Task statement -
Check every line of the entries below for the word "name", and copy the ones that have it.

Material for the task -

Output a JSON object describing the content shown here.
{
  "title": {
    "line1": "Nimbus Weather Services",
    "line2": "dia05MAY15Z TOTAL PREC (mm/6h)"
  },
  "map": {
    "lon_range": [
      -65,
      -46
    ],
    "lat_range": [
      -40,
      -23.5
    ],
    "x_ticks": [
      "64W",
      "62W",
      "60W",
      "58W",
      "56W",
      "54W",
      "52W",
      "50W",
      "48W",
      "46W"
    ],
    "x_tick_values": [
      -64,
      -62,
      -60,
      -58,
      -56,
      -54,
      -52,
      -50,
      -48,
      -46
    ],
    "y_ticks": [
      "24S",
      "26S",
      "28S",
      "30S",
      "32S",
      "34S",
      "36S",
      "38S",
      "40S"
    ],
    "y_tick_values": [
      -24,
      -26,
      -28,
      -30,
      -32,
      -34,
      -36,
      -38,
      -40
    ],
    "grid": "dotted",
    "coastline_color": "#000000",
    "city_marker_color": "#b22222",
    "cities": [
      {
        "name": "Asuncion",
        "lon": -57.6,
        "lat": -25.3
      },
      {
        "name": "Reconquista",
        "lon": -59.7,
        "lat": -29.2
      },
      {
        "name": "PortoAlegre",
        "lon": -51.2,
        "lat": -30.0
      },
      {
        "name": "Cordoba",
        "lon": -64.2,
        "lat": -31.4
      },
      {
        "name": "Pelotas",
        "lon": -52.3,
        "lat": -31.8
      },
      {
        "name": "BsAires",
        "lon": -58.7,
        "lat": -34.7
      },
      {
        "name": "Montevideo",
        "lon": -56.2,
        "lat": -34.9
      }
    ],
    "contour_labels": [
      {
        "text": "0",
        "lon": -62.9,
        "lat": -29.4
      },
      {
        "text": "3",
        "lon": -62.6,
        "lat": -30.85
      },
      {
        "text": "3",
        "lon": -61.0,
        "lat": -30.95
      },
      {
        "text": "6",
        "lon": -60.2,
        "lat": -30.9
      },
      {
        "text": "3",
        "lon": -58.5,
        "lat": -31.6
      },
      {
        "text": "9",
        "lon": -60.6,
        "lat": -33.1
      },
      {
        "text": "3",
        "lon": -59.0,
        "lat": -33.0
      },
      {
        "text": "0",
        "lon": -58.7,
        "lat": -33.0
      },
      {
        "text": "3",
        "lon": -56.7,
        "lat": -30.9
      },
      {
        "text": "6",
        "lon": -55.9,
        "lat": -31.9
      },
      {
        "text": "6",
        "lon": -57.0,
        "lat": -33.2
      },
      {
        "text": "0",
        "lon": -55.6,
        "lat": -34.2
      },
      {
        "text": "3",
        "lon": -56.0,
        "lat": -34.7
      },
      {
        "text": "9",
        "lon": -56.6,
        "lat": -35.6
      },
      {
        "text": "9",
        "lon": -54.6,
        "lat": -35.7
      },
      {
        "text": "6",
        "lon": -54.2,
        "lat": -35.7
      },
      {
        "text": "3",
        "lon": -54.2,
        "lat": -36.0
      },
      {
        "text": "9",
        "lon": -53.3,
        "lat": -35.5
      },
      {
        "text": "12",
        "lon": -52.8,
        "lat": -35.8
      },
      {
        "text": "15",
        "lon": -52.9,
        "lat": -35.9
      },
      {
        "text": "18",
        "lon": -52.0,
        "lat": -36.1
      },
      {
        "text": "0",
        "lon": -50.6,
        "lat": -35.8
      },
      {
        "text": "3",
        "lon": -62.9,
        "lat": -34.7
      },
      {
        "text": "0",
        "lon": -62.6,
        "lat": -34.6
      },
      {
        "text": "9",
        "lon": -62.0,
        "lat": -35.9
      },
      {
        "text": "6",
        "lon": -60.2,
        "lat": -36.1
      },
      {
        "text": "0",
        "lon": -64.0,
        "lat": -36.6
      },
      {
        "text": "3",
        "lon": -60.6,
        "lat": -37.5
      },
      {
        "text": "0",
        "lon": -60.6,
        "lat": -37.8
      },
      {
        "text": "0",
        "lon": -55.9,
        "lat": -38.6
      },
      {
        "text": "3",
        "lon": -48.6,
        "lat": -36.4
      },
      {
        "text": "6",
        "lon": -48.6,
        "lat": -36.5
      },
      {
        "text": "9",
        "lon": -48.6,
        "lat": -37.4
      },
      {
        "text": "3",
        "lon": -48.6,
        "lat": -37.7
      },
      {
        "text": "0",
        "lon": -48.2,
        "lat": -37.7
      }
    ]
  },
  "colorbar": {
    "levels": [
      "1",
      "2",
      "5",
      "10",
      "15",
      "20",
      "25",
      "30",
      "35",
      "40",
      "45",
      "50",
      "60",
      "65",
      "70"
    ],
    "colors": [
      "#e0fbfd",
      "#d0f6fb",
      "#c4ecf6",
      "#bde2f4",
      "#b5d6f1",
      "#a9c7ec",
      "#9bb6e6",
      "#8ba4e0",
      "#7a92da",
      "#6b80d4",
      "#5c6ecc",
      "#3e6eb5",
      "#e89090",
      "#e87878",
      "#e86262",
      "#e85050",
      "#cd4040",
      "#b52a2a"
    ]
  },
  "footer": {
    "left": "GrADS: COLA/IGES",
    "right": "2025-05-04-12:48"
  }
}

Solution to this problem -
        "name": "Asuncion",
        "name": "Reconquista",
        "name": "PortoAlegre",
        "name": "Cordoba",
        "name": "Pelotas",
        "name": "BsAires",
        "name": "Montevideo",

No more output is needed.